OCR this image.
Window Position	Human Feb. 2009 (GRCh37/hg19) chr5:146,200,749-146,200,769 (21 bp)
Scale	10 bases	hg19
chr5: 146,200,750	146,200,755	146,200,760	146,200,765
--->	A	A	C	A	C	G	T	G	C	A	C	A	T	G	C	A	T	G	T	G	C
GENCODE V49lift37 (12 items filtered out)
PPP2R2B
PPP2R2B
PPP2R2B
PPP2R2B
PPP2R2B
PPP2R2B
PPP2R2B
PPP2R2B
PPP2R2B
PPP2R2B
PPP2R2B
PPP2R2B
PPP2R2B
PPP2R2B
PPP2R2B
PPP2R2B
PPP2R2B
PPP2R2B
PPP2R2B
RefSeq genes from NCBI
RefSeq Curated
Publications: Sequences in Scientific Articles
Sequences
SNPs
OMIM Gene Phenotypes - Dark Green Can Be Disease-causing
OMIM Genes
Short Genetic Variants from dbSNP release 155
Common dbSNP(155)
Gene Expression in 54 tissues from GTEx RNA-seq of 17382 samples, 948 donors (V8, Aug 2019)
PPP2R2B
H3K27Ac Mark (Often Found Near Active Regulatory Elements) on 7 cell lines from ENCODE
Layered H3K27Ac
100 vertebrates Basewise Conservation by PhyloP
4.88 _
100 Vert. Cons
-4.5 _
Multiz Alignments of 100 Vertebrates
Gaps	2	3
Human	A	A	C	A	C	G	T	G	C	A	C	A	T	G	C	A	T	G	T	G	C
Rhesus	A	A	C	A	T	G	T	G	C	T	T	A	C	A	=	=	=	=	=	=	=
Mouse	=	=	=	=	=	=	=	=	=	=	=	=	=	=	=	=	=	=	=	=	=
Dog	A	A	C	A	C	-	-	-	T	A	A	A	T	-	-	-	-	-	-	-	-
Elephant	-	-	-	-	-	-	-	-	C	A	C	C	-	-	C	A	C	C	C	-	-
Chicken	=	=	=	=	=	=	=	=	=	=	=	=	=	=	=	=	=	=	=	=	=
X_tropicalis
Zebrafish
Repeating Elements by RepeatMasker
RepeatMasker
____
Task requirements: Every line of the data above should be reproduced word for word.

Final answer:
OCR this image.
Window Position	Human Feb. 2009 (GRCh37/hg19) chr5:146,200,749-146,200,769 (21 bp)
Scale	10 bases	hg19
chr5: 146,200,750	146,200,755	146,200,760	146,200,765
--->	A	A	C	A	C	G	T	G	C	A	C	A	T	G	C	A	T	G	T	G	C
GENCODE V49lift37 (12 items filtered out)
PPP2R2B
PPP2R2B
PPP2R2B
PPP2R2B
PPP2R2B
PPP2R2B
PPP2R2B
PPP2R2B
PPP2R2B
PPP2R2B
PPP2R2B
PPP2R2B
PPP2R2B
PPP2R2B
PPP2R2B
PPP2R2B
PPP2R2B
PPP2R2B
PPP2R2B
RefSeq genes from NCBI
RefSeq Curated
Publications: Sequences in Scientific Articles
Sequences
SNPs
OMIM Gene Phenotypes - Dark Green Can Be Disease-causing
OMIM Genes
Short Genetic Variants from dbSNP release 155
Common dbSNP(155)
Gene Expression in 54 tissues from GTEx RNA-seq of 17382 samples, 948 donors (V8, Aug 2019)
PPP2R2B
H3K27Ac Mark (Often Found Near Active Regulatory Elements) on 7 cell lines from ENCODE
Layered H3K27Ac
100 vertebrates Basewise Conservation by PhyloP
4.88 _
100 Vert. Cons
-4.5 _
Multiz Alignments of 100 Vertebrates
Gaps	2	3
Human	A	A	C	A	C	G	T	G	C	A	C	A	T	G	C	A	T	G	T	G	C
Rhesus	A	A	C	A	T	G	T	G	C	T	T	A	C	A	=	=	=	=	=	=	=
Mouse	=	=	=	=	=	=	=	=	=	=	=	=	=	=	=	=	=	=	=	=	=
Dog	A	A	C	A	C	-	-	-	T	A	A	A	T	-	-	-	-	-	-	-	-
Elephant	-	-	-	-	-	-	-	-	C	A	C	C	-	-	C	A	C	C	C	-	-
Chicken	=	=	=	=	=	=	=	=	=	=	=	=	=	=	=	=	=	=	=	=	=
X_tropicalis
Zebrafish
Repeating Elements by RepeatMasker
RepeatMasker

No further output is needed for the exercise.